Data records
━━━━━━

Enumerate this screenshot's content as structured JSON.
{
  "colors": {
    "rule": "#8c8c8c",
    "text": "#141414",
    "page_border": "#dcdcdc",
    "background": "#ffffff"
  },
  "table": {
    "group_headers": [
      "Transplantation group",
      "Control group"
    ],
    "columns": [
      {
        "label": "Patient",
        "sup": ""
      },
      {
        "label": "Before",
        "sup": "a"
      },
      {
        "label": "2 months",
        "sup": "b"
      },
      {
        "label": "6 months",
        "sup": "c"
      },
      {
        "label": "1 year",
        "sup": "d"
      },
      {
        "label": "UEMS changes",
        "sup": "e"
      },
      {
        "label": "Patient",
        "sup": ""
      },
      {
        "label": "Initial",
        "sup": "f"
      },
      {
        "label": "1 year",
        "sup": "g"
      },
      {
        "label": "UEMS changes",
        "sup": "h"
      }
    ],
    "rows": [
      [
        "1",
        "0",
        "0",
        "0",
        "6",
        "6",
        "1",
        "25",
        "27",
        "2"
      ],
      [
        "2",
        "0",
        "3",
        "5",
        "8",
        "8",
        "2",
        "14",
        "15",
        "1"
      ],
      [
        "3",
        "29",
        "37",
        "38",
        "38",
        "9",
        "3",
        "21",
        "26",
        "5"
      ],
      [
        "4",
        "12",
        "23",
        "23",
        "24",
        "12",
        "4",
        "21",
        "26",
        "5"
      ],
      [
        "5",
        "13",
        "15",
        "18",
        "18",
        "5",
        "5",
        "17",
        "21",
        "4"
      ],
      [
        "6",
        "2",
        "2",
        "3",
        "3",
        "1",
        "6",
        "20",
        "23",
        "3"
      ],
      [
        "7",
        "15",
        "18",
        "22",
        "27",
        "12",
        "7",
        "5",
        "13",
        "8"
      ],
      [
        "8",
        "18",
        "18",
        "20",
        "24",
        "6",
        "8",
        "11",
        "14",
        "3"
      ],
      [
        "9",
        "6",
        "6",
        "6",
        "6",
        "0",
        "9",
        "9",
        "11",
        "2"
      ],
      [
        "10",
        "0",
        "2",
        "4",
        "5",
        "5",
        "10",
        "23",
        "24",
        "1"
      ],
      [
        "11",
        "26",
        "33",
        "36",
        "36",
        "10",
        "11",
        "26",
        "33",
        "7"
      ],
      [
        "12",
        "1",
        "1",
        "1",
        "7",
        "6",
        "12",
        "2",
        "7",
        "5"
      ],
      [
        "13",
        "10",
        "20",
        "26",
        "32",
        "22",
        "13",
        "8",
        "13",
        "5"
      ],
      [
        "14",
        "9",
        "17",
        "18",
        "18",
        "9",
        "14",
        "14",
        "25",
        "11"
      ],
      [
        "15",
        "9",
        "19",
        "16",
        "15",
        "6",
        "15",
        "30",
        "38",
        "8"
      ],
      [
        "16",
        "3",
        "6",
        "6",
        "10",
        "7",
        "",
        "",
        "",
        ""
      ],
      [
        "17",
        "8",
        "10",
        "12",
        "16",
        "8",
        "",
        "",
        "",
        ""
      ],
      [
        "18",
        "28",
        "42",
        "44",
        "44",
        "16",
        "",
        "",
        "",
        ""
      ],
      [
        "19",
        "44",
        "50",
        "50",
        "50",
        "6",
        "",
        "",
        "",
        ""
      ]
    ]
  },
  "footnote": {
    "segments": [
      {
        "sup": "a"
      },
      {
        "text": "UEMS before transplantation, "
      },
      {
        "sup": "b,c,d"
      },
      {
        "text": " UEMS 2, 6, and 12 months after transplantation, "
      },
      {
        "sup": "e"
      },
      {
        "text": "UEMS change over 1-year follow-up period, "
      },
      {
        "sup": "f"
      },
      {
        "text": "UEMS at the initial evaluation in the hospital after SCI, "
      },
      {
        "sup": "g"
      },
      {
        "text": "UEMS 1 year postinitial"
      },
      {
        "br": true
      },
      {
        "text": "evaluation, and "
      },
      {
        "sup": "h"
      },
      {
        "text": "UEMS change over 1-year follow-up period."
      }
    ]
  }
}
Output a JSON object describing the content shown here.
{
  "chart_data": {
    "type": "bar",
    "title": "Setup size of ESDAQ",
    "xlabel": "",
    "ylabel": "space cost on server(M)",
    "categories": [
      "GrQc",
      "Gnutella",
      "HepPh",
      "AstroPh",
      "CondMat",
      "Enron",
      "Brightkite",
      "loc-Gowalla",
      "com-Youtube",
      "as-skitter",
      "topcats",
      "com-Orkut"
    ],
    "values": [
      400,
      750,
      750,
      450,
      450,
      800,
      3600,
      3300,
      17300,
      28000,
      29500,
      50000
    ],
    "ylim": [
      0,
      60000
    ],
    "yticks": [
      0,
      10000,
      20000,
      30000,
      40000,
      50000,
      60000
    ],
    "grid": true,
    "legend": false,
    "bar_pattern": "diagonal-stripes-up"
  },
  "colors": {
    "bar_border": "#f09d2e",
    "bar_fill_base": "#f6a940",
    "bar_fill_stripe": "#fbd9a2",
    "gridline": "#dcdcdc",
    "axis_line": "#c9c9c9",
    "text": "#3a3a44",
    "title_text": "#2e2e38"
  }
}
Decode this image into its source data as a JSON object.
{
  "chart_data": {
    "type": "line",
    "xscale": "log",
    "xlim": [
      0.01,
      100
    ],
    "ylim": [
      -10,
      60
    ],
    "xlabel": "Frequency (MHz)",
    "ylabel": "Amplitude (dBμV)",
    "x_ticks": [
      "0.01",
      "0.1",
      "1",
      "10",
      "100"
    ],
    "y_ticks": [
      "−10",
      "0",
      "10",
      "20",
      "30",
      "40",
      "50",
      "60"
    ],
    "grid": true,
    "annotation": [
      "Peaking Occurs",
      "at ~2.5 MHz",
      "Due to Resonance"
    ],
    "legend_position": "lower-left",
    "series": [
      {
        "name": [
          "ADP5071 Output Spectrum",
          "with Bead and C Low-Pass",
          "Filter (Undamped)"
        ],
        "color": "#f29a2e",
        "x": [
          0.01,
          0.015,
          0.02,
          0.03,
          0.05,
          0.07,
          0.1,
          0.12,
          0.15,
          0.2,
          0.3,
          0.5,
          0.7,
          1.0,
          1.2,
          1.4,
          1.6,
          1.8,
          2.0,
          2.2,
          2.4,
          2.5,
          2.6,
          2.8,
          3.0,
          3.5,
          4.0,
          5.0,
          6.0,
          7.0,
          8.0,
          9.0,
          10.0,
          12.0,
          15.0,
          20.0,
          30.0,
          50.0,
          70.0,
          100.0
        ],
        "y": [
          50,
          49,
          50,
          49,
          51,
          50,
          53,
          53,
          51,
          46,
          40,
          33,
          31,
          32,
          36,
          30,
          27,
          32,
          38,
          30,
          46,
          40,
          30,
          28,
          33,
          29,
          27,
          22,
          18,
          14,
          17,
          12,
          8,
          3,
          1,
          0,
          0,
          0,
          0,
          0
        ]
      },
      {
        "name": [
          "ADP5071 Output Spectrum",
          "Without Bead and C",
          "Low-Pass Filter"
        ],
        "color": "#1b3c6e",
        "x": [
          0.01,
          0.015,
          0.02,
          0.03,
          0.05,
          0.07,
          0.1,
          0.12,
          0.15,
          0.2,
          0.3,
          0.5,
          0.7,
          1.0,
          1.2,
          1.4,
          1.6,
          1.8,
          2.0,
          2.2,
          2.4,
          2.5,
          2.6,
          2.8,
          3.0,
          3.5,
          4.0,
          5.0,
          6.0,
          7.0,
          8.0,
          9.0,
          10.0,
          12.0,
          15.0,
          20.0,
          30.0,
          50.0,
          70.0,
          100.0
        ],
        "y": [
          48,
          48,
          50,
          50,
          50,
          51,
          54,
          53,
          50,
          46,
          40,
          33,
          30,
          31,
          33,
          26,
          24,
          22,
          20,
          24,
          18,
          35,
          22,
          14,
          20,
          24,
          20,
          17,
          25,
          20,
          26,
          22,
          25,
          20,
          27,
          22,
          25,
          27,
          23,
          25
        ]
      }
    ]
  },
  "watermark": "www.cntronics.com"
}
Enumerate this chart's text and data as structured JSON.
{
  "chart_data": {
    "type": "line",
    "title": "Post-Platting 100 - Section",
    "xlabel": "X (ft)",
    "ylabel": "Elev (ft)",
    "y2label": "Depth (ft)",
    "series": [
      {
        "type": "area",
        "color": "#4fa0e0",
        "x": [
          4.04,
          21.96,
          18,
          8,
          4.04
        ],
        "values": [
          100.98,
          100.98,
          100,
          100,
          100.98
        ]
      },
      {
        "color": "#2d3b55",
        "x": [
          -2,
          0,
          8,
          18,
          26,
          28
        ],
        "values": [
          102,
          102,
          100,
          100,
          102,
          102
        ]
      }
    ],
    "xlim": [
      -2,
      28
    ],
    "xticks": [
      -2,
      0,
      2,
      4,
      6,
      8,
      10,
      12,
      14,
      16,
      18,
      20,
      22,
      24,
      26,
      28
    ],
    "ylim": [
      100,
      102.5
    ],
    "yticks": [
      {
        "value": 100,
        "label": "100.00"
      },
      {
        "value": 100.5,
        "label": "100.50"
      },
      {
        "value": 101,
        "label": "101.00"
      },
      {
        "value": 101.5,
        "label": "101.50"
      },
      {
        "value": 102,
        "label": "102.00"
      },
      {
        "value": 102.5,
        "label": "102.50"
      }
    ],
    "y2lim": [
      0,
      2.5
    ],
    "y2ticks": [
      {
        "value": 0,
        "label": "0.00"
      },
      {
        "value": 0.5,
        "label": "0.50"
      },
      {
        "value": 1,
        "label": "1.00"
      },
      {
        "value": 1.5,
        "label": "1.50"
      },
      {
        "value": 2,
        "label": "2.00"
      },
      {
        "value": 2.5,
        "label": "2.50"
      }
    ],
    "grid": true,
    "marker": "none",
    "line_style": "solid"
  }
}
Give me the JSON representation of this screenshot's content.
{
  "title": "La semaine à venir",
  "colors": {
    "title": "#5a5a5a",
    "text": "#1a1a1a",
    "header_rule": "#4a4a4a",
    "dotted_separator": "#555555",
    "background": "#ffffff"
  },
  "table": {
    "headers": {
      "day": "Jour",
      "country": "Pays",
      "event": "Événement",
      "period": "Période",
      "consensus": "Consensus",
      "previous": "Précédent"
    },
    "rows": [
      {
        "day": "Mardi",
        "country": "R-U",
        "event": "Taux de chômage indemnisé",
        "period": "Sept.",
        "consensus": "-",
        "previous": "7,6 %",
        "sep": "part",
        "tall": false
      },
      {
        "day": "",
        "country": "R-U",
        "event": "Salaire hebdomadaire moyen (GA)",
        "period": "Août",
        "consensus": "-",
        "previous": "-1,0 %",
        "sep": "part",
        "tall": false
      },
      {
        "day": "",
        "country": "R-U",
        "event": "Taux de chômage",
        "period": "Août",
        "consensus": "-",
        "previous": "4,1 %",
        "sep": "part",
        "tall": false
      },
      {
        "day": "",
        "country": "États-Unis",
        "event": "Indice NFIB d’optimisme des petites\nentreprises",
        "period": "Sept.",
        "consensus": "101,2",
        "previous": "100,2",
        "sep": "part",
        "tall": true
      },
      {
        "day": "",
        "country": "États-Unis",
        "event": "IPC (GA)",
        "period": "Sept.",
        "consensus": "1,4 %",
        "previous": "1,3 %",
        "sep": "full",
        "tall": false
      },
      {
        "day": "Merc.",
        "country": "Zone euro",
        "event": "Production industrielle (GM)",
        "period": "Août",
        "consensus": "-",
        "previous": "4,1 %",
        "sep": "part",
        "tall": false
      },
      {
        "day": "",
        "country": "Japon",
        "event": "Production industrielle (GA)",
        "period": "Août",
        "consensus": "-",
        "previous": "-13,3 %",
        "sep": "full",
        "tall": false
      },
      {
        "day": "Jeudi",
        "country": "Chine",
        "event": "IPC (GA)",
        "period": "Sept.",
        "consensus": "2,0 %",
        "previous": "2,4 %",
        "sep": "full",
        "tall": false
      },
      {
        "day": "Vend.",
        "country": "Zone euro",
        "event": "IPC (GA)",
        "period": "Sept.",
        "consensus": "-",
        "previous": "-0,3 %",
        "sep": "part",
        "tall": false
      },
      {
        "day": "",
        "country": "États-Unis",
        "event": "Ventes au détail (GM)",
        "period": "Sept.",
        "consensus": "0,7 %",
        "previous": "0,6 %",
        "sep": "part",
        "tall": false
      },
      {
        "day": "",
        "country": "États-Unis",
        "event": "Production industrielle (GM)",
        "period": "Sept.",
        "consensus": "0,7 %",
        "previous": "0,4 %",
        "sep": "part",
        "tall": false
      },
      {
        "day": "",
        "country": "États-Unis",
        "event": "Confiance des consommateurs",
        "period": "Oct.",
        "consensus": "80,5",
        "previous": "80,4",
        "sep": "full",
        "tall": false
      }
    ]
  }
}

━━━━━━

[What you should do]: Which lines hold the string "after"? Copy all of them from the data above.

[Finished answer]:
        "text": " UEMS 2, 6, and 12 months after transplantation, "
        "text": "UEMS at the initial evaluation in the hospital after SCI, "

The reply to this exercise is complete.